SUPPLIED DATA:
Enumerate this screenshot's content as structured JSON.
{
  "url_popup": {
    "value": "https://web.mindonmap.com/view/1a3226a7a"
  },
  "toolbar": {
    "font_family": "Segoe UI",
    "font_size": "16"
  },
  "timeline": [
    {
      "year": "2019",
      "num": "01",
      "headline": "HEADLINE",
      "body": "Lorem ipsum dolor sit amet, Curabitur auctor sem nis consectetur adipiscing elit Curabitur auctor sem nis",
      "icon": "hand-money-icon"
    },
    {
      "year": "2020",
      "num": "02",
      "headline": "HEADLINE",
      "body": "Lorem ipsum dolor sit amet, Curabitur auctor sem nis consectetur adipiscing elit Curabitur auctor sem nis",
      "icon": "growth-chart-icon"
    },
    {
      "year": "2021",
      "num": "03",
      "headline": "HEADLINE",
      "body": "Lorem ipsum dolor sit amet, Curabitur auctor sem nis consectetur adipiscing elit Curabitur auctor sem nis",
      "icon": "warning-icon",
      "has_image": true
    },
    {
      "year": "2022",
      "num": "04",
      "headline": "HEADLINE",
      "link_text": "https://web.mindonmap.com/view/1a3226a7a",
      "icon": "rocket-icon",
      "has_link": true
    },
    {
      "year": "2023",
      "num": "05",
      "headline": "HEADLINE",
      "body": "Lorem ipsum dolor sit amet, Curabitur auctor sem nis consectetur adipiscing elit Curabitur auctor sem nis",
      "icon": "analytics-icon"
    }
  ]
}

...

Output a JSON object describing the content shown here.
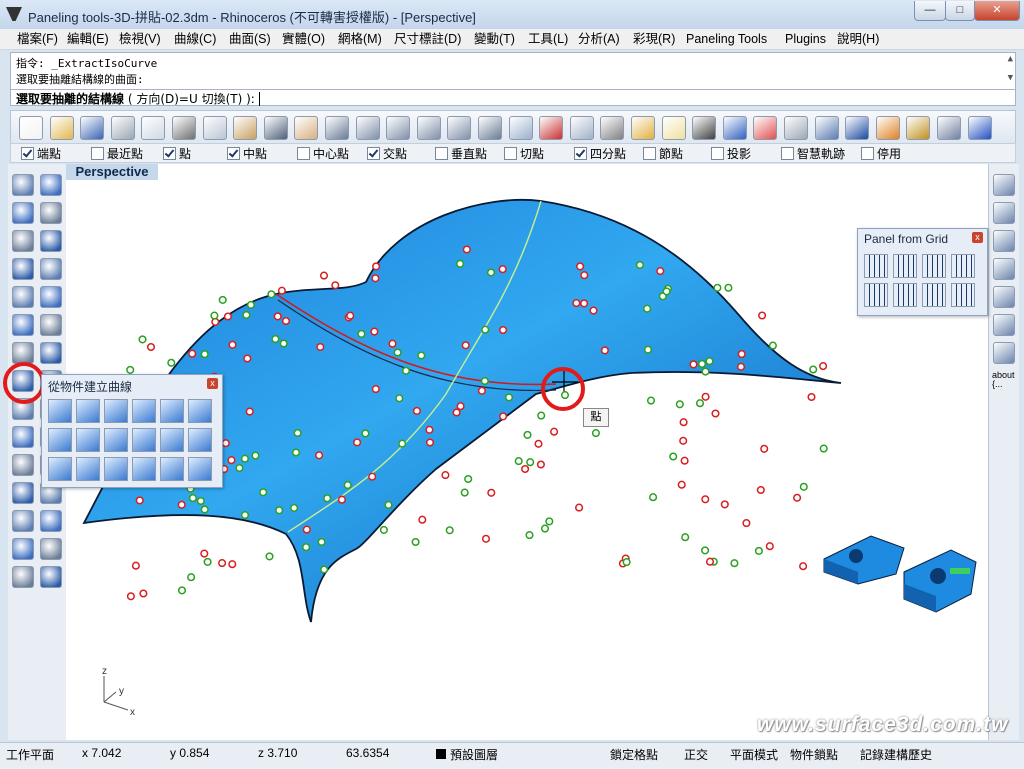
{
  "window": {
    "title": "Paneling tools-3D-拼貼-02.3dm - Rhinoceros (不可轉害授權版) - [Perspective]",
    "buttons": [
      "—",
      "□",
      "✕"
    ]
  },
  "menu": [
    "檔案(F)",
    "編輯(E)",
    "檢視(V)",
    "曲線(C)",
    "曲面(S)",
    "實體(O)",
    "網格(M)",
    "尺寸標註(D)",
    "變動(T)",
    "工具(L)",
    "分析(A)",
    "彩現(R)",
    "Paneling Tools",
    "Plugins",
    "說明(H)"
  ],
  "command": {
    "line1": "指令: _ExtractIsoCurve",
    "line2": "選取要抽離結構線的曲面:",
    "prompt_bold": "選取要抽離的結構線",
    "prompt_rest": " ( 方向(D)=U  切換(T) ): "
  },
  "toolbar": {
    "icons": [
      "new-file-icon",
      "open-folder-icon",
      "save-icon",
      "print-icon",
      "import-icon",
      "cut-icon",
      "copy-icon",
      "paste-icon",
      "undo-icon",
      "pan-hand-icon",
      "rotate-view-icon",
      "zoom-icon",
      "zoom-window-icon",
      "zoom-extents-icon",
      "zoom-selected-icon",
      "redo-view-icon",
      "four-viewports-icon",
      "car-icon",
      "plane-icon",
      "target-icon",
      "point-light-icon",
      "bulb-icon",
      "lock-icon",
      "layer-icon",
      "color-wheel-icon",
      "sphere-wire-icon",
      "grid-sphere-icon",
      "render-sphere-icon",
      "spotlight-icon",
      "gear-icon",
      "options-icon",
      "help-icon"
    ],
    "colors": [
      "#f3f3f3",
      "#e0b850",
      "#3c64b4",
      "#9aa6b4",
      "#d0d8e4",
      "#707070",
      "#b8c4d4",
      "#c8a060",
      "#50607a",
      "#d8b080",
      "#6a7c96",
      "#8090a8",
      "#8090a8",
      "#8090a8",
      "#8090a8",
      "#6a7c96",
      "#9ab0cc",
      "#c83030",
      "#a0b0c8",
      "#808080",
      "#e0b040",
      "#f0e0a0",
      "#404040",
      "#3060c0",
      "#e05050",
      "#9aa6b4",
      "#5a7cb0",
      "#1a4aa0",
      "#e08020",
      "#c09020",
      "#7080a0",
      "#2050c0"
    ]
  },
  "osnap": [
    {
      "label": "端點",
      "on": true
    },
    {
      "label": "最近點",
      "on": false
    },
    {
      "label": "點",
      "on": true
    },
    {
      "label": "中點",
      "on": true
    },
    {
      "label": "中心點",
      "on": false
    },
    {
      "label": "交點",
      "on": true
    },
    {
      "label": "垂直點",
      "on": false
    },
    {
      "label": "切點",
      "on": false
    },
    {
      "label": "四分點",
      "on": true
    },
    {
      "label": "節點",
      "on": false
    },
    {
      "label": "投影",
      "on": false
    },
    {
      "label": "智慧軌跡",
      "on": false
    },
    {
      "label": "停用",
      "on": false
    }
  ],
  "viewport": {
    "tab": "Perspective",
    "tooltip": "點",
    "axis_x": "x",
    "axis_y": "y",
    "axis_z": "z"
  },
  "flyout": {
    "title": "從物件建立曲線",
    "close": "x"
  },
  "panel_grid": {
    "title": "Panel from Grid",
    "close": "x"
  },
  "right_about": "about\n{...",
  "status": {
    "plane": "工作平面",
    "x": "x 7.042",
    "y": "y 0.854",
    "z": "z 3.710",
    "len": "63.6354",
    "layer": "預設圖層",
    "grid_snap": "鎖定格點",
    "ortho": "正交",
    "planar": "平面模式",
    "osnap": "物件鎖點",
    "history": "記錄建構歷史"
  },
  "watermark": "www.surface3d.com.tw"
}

==

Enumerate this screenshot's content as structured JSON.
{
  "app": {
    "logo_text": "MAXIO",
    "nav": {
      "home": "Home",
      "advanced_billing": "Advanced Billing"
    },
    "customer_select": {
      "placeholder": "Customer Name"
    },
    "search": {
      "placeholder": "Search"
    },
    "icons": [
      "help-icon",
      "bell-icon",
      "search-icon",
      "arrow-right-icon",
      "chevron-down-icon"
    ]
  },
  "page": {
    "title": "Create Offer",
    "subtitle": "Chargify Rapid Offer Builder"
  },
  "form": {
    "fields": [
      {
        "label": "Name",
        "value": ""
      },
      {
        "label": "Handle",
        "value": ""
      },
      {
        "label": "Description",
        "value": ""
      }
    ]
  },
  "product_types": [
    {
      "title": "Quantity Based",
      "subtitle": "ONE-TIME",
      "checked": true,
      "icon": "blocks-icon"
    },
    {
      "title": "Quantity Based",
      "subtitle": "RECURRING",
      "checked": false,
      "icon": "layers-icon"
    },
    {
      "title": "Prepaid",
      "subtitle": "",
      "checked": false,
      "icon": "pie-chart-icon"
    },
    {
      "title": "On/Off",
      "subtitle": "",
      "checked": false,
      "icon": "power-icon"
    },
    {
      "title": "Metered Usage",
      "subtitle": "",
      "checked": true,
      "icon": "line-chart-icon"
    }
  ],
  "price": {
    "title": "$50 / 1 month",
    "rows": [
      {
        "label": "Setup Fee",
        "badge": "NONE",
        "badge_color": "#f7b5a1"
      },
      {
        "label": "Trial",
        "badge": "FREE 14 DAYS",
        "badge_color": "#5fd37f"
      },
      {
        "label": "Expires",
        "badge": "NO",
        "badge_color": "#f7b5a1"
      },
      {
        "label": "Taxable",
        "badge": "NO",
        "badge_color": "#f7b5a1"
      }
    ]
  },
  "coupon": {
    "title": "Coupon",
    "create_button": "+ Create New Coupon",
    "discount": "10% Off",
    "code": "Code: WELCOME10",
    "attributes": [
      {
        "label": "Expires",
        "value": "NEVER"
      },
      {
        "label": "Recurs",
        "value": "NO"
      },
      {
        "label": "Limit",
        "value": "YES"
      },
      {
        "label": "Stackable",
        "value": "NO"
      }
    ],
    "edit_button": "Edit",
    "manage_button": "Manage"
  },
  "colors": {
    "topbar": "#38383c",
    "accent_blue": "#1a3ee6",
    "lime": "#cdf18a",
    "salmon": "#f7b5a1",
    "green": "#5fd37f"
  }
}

EXERCISE PROMPT:
Locate each line containing the string "Create" and show it.

COMPLETE OUTPUT:
    "title": "Create Offer",
    "create_button": "+ Create New Coupon",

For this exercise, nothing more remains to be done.